[Excerpt from a dataset]

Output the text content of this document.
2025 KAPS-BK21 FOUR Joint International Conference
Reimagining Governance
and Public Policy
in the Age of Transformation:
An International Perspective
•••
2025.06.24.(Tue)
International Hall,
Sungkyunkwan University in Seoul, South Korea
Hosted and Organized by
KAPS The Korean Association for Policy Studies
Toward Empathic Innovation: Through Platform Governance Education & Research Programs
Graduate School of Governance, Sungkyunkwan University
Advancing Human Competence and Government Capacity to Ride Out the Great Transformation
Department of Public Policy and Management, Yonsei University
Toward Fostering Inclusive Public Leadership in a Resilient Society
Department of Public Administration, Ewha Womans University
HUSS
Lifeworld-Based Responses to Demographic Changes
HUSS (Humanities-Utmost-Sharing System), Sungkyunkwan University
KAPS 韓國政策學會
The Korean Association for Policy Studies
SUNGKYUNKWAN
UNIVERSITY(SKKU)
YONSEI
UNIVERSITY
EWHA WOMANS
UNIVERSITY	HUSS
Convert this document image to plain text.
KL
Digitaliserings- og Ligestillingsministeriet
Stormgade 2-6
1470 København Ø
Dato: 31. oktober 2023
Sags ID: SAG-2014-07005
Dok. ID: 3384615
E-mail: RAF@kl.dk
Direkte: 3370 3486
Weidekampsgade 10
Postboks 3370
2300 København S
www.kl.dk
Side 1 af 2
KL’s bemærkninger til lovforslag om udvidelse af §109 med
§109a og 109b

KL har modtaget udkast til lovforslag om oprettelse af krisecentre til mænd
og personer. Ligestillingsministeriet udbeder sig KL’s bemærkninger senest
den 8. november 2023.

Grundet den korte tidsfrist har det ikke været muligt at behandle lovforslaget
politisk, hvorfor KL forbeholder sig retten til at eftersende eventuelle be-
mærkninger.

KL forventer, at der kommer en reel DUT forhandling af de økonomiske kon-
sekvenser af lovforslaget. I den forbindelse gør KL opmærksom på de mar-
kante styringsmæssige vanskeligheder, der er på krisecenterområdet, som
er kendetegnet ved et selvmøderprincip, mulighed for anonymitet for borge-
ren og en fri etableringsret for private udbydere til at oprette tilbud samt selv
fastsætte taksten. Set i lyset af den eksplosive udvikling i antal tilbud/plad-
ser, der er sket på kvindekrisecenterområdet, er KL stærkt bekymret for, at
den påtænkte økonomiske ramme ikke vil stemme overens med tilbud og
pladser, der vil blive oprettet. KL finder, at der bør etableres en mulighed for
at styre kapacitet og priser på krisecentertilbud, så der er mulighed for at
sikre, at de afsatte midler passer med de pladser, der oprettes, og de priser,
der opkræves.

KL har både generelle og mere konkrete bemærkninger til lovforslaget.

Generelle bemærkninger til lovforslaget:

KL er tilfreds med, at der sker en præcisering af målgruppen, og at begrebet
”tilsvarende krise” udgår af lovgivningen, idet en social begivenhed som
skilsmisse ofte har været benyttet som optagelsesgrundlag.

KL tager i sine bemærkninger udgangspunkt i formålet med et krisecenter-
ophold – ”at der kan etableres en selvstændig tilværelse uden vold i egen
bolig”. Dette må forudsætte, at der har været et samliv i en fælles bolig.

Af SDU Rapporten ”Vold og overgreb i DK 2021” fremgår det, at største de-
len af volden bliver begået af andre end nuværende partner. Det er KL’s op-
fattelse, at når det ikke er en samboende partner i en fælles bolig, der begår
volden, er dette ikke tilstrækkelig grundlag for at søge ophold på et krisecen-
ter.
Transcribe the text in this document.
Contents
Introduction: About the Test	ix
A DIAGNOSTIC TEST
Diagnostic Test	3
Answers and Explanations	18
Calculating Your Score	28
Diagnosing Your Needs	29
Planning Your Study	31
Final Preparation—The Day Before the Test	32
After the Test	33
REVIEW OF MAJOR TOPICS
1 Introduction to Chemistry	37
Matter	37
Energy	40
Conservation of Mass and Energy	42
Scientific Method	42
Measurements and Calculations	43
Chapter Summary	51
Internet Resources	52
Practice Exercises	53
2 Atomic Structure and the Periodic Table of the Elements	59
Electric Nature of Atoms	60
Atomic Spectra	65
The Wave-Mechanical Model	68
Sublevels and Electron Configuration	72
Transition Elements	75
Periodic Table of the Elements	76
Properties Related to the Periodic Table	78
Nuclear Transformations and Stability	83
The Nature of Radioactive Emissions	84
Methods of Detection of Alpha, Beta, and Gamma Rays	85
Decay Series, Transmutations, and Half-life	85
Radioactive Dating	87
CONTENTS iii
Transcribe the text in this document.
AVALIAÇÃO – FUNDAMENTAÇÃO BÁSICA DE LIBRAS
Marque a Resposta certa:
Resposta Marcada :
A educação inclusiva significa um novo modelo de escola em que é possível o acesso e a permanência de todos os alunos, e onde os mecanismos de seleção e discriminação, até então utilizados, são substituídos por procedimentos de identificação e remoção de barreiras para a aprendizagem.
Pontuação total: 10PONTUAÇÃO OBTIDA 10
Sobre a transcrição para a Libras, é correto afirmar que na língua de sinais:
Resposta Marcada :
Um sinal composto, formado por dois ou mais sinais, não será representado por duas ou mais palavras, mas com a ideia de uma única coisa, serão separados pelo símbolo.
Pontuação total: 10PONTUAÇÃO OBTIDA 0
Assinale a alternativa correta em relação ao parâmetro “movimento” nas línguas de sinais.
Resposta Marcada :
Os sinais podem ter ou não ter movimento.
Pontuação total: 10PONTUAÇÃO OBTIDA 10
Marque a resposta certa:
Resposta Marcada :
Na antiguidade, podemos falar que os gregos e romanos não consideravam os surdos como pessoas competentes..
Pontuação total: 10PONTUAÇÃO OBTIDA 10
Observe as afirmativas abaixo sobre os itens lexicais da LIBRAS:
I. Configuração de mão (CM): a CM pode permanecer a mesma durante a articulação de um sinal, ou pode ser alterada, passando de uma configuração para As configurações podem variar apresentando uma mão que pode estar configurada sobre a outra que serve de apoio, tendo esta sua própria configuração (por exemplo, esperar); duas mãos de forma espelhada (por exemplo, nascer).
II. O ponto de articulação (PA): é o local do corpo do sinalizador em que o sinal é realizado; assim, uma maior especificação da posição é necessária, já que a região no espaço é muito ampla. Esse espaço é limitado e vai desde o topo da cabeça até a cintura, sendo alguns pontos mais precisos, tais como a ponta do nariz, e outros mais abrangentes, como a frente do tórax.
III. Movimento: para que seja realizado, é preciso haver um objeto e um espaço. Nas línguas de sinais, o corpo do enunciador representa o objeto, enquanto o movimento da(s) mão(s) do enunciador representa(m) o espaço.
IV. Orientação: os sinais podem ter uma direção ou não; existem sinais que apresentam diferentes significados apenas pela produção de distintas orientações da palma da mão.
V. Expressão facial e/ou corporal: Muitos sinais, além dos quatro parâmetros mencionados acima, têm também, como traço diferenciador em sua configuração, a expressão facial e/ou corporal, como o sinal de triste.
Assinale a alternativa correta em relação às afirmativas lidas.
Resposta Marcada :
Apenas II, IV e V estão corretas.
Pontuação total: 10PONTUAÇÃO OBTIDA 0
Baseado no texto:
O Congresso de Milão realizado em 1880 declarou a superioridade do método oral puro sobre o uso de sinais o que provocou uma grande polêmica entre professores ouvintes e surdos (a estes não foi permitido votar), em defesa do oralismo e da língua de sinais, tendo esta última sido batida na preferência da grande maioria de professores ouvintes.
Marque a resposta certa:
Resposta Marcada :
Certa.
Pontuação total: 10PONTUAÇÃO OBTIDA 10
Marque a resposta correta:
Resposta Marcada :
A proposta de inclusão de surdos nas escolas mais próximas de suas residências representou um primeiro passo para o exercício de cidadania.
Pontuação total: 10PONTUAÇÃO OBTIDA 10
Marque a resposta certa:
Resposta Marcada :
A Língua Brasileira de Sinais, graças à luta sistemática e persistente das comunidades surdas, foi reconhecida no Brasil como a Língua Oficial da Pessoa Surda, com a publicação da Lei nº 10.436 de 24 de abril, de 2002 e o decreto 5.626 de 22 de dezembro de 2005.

◆ Set exercise
Copy each line of the records containing the string "Nature".

◆ Task response
Electric Nature of Atoms	60
The Nature of Radioactive Emissions	84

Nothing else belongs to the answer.